■ **Problem description**
Among the lines of this listing, determine how many contain the string "letter". Answer with the number only.

■ **Input records**
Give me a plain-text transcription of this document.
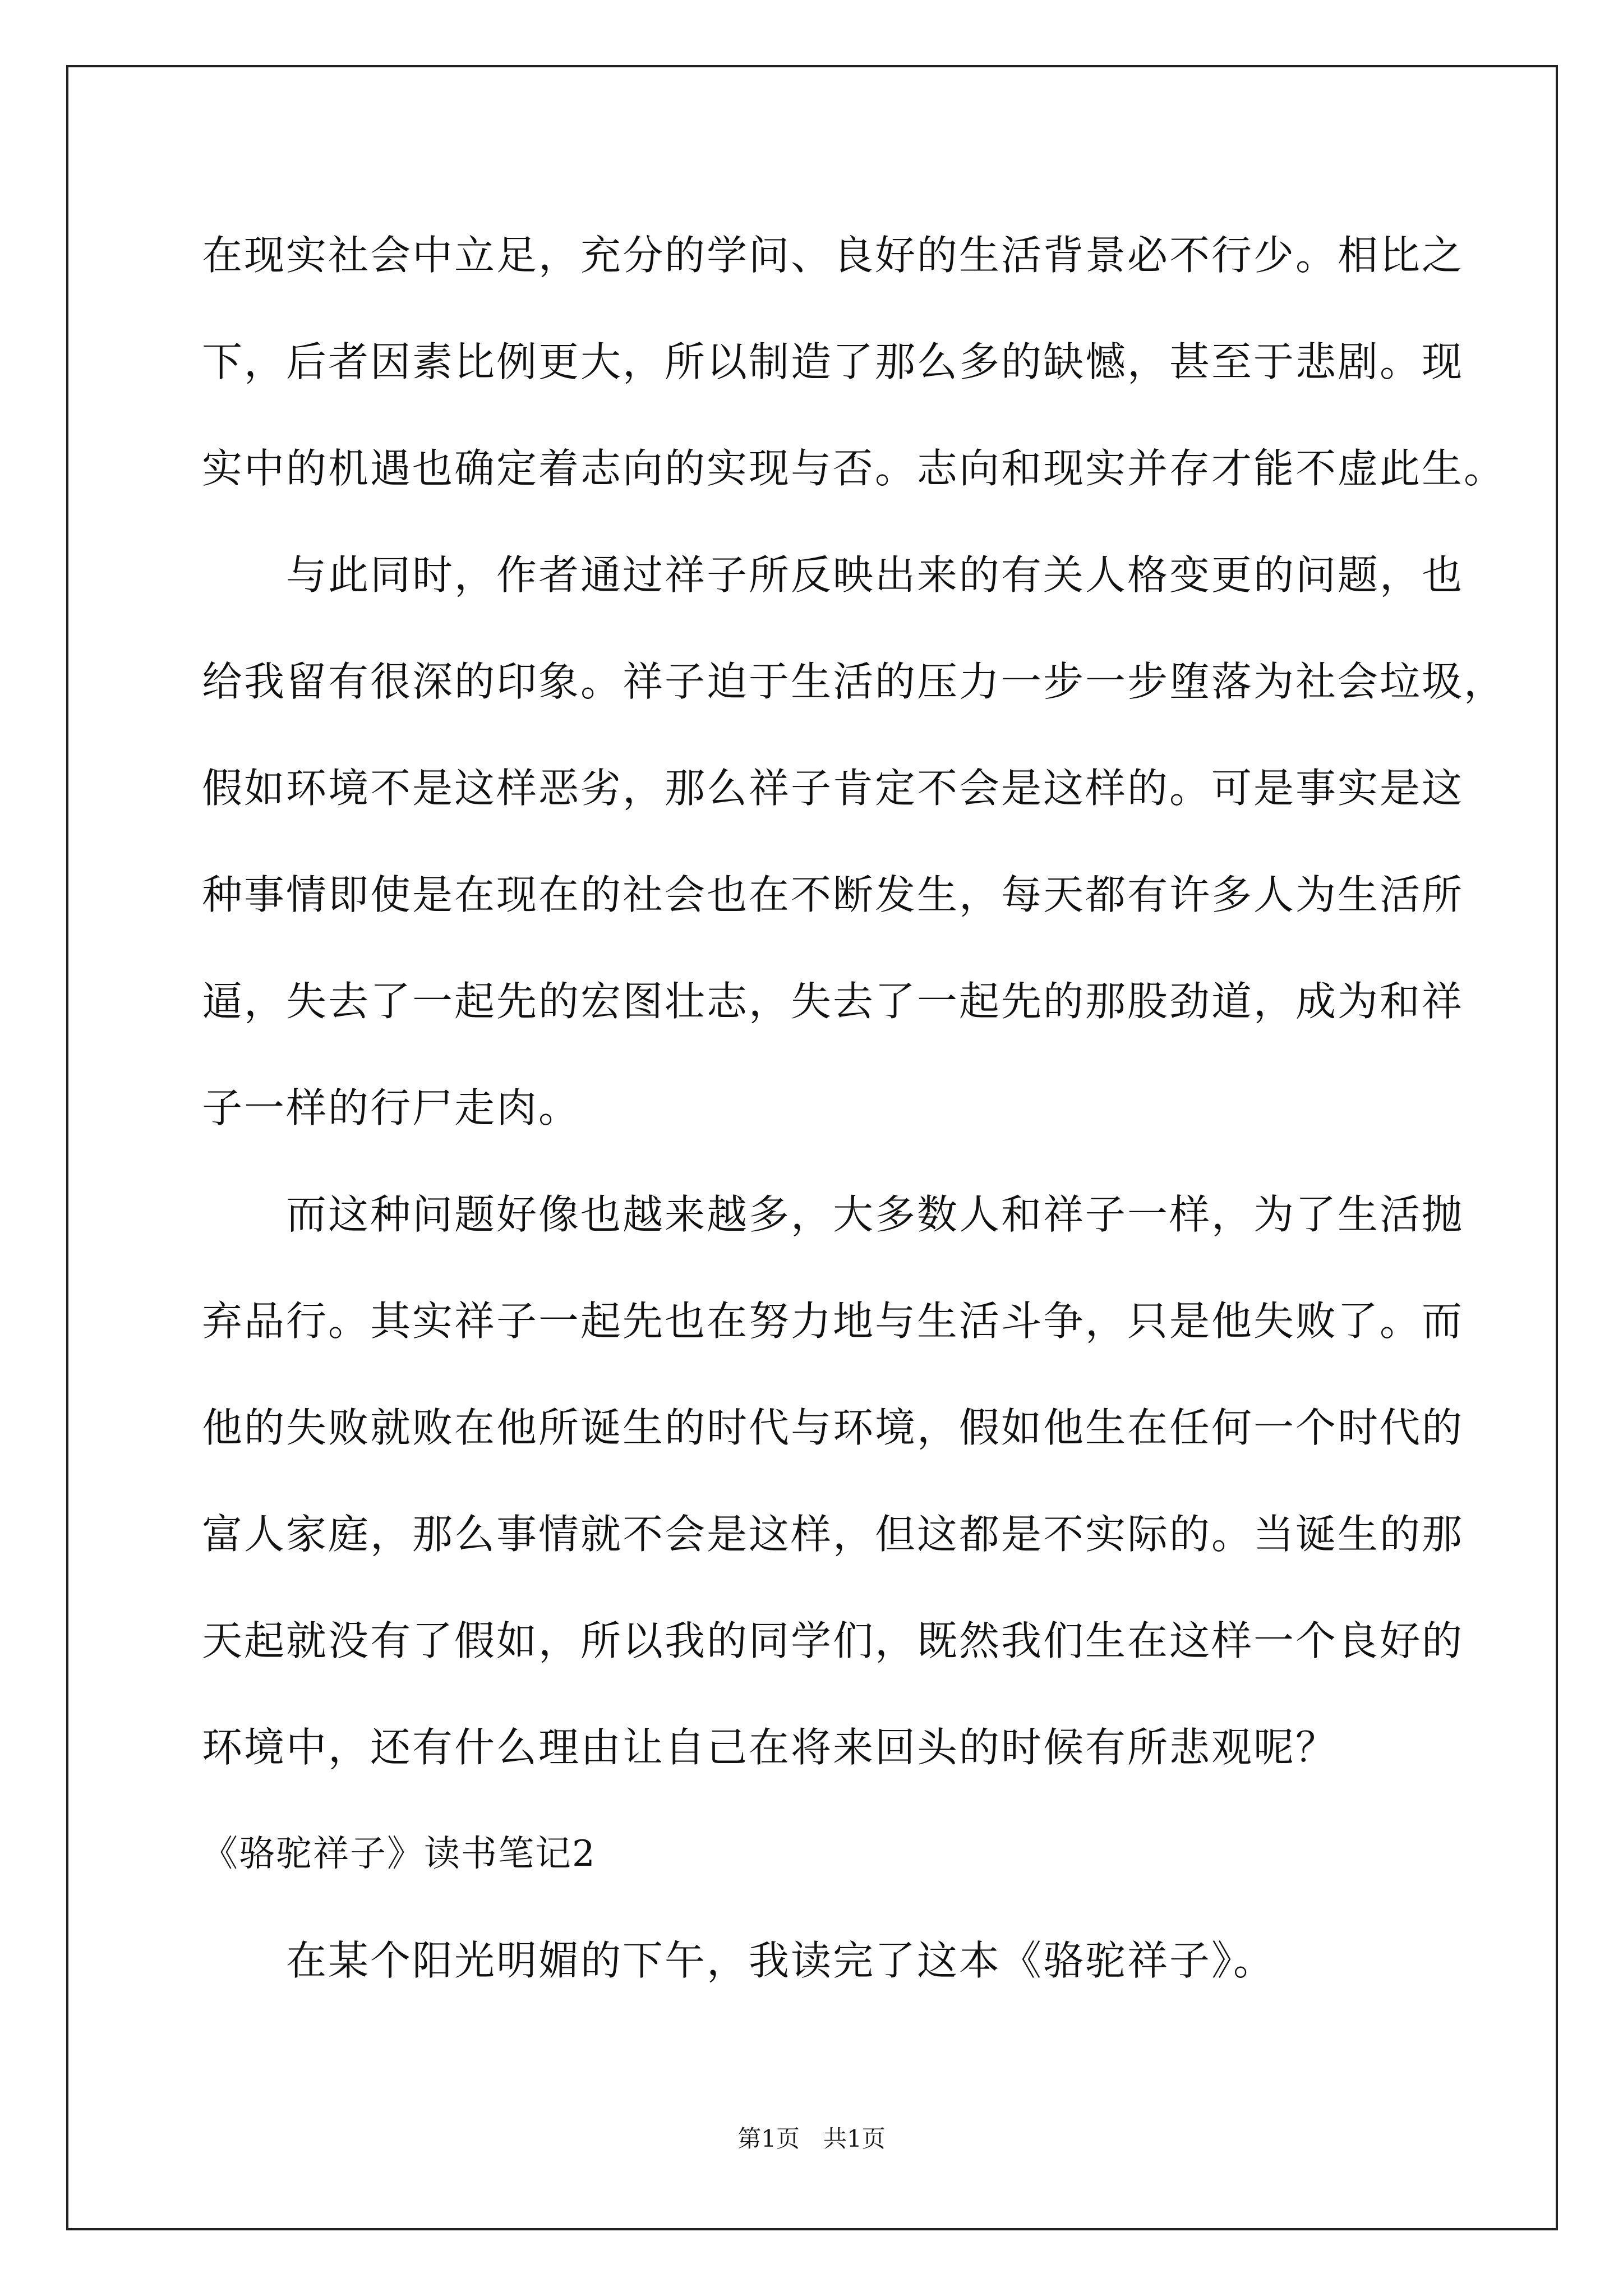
在现实社会中立足，充分的学问、良好的生活背景必不行少。相比之
下，后者因素比例更大，所以制造了那么多的缺憾，甚至于悲剧。现
实中的机遇也确定着志向的实现与否。志向和现实并存才能不虚此生。
与此同时，作者通过祥子所反映出来的有关人格变更的问题，也
给我留有很深的印象。祥子迫于生活的压力一步一步堕落为社会垃圾，
假如环境不是这样恶劣，那么祥子肯定不会是这样的。可是事实是这
种事情即使是在现在的社会也在不断发生，每天都有许多人为生活所
逼，失去了一起先的宏图壮志，失去了一起先的那股劲道，成为和祥
子一样的行尸走肉。
而这种问题好像也越来越多，大多数人和祥子一样，为了生活抛
弃品行。其实祥子一起先也在努力地与生活斗争，只是他失败了。而
他的失败就败在他所诞生的时代与环境，假如他生在任何一个时代的
富人家庭，那么事情就不会是这样，但这都是不实际的。当诞生的那
天起就没有了假如，所以我的同学们，既然我们生在这样一个良好的
环境中，还有什么理由让自己在将来回头的时候有所悲观呢？
《骆驼祥子》读书笔记2
在某个阳光明媚的下午，我读完了这本《骆驼祥子》。
第1页 共1页
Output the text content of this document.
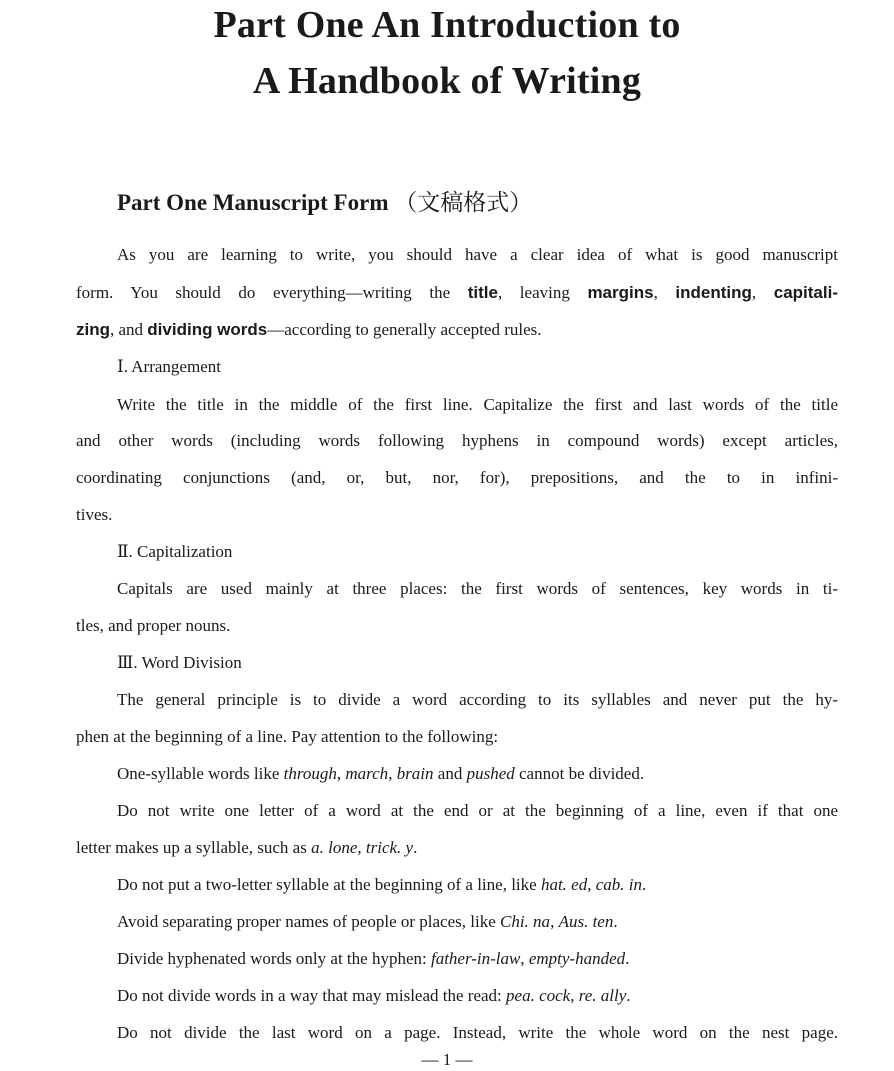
Part One An Introduction to
A Handbook of Writing
Part One Manuscript Form （文稿格式）
As you are learning to write, you should have a clear idea of what is good manuscript
form. You should do everything—writing the title, leaving margins, indenting, capitali-
zing, and dividing words—according to generally accepted rules.
Ⅰ. Arrangement
Write the title in the middle of the first line. Capitalize the first and last words of the title
and other words (including words following hyphens in compound words) except articles,
coordinating conjunctions (and, or, but, nor, for), prepositions, and the to in infini-
tives.
Ⅱ. Capitalization
Capitals are used mainly at three places: the first words of sentences, key words in ti-
tles, and proper nouns.
Ⅲ. Word Division
The general principle is to divide a word according to its syllables and never put the hy-
phen at the beginning of a line. Pay attention to the following:
One-syllable words like through, march, brain and pushed cannot be divided.
Do not write one letter of a word at the end or at the beginning of a line, even if that one
letter makes up a syllable, such as a. lone, trick. y.
Do not put a two-letter syllable at the beginning of a line, like hat. ed, cab. in.
Avoid separating proper names of people or places, like Chi. na, Aus. ten.
Divide hyphenated words only at the hyphen: father-in-law, empty-handed.
Do not divide words in a way that may mislead the read: pea. cock, re. ally.
Do not divide the last word on a page. Instead, write the whole word on the nest page.
— 1 —
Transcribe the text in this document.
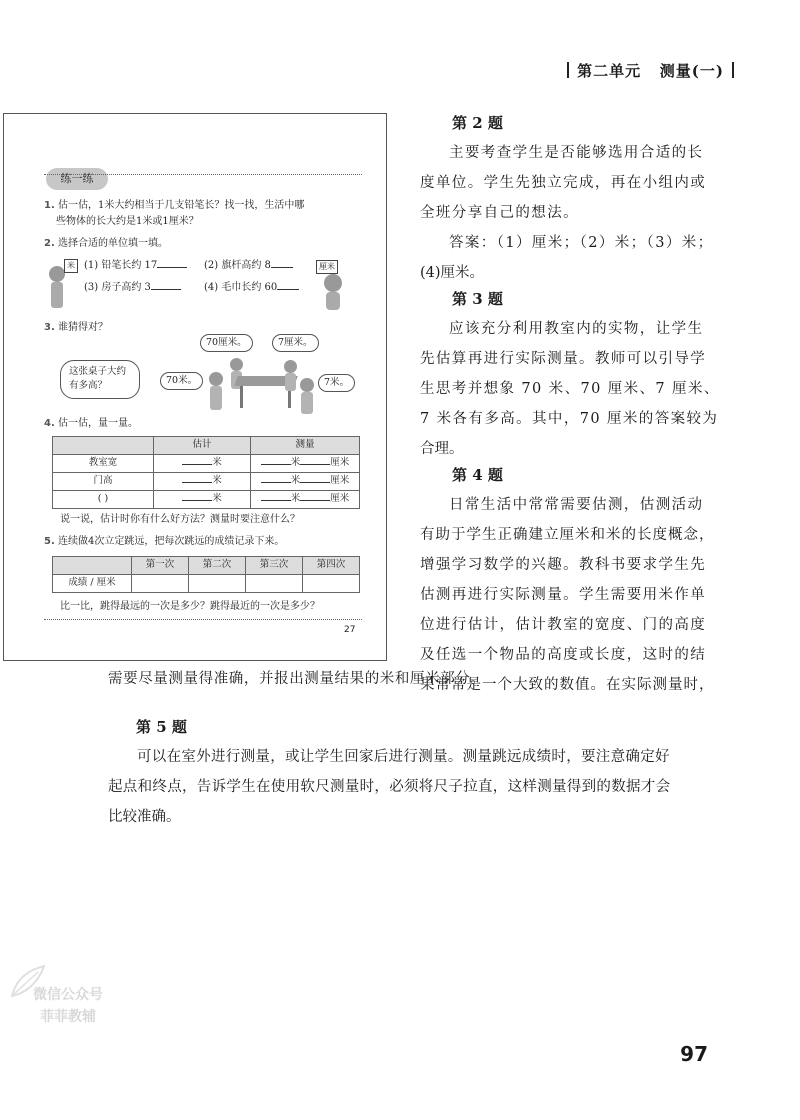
第二单元 测量(一)
练一练
1. 估一估，1米大约相当于几支铅笔长？找一找，生活中哪
些物体的长大约是1米或1厘米？
2. 选择合适的单位填一填。
米 (1) 铅笔长约 17	(2) 旗杆高约 8
(3) 房子高约 3	(4) 毛巾长约 60
厘米
3. 谁猜得对？
这张桌子大约有多高？
70厘米。	7厘米。
70米。	7米。
4. 估一估，量一量。
	估计	测量
教室宽	米	米 厘米
门高	米	米 厘米
( )	米	米 厘米
说一说，估计时你有什么好方法？测量时要注意什么？
5. 连续做4次立定跳远，把每次跳远的成绩记录下来。
	第一次	第二次	第三次	第四次
成绩 / 厘米				
比一比，跳得最远的一次是多少？跳得最近的一次是多少？
27
第 2 题
主要考查学生是否能够选用合适的长
度单位。学生先独立完成，再在小组内或
全班分享自己的想法。
答案：（1）厘米；（2）米；（3）米；
(4)厘米。
第 3 题
应该充分利用教室内的实物，让学生
先估算再进行实际测量。教师可以引导学
生思考并想象 70 米、70 厘米、7 厘米、
7 米各有多高。其中，70 厘米的答案较为
合理。
第 4 题
日常生活中常常需要估测，估测活动
有助于学生正确建立厘米和米的长度概念，
增强学习数学的兴趣。教科书要求学生先
估测再进行实际测量。学生需要用米作单
位进行估计，估计教室的宽度、门的高度
及任选一个物品的高度或长度，这时的结
果常常是一个大致的数值。在实际测量时，
需要尽量测量得准确，并报出测量结果的米和厘米部分。
第 5 题
可以在室外进行测量，或让学生回家后进行测量。测量跳远成绩时，要注意确定好
起点和终点，告诉学生在使用软尺测量时，必须将尺子拉直，这样测量得到的数据才会
比较准确。
微信公众号
菲菲教辅
97
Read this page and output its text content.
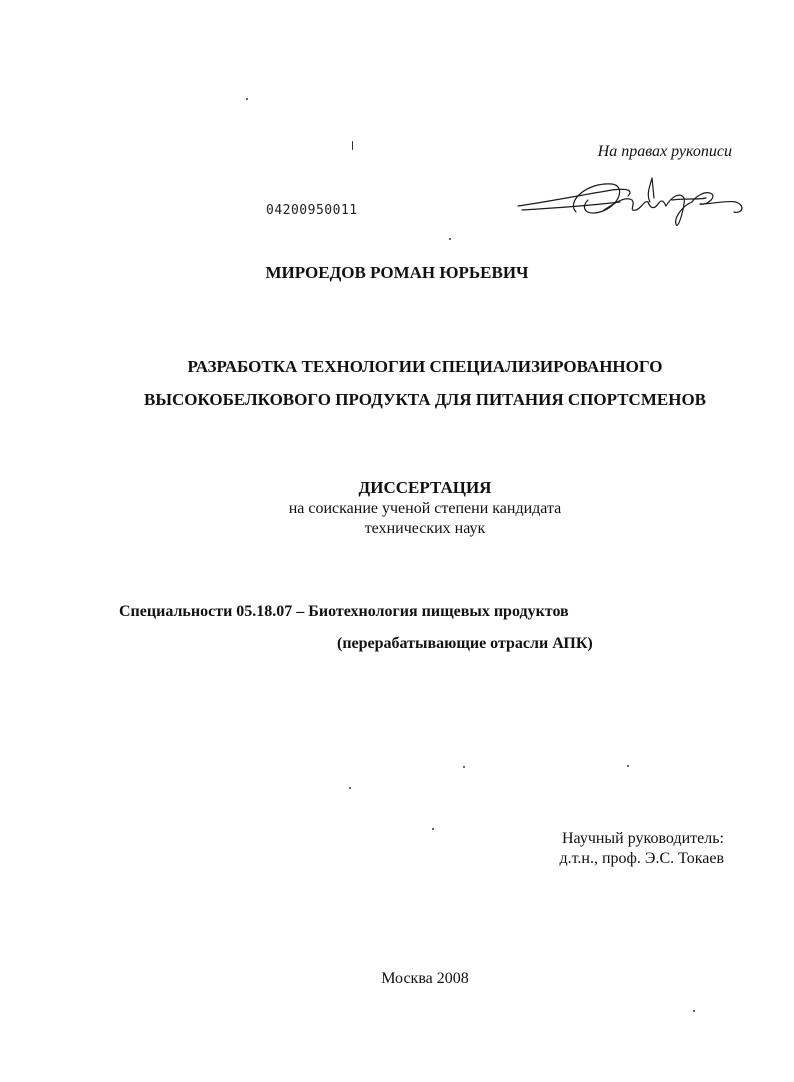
На правах рукописи
04200950011
МИРОЕДОВ РОМАН ЮРЬЕВИЧ
РАЗРАБОТКА ТЕХНОЛОГИИ СПЕЦИАЛИЗИРОВАННОГО
ВЫСОКОБЕЛКОВОГО ПРОДУКТА ДЛЯ ПИТАНИЯ СПОРТСМЕНОВ
ДИССЕРТАЦИЯ
на соискание ученой степени кандидата
технических наук
Специальности 05.18.07 – Биотехнология пищевых продуктов
(перерабатывающие отрасли АПК)
Научный руководитель:
д.т.н., проф. Э.С. Токаев
Москва 2008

■ **Correct output**
3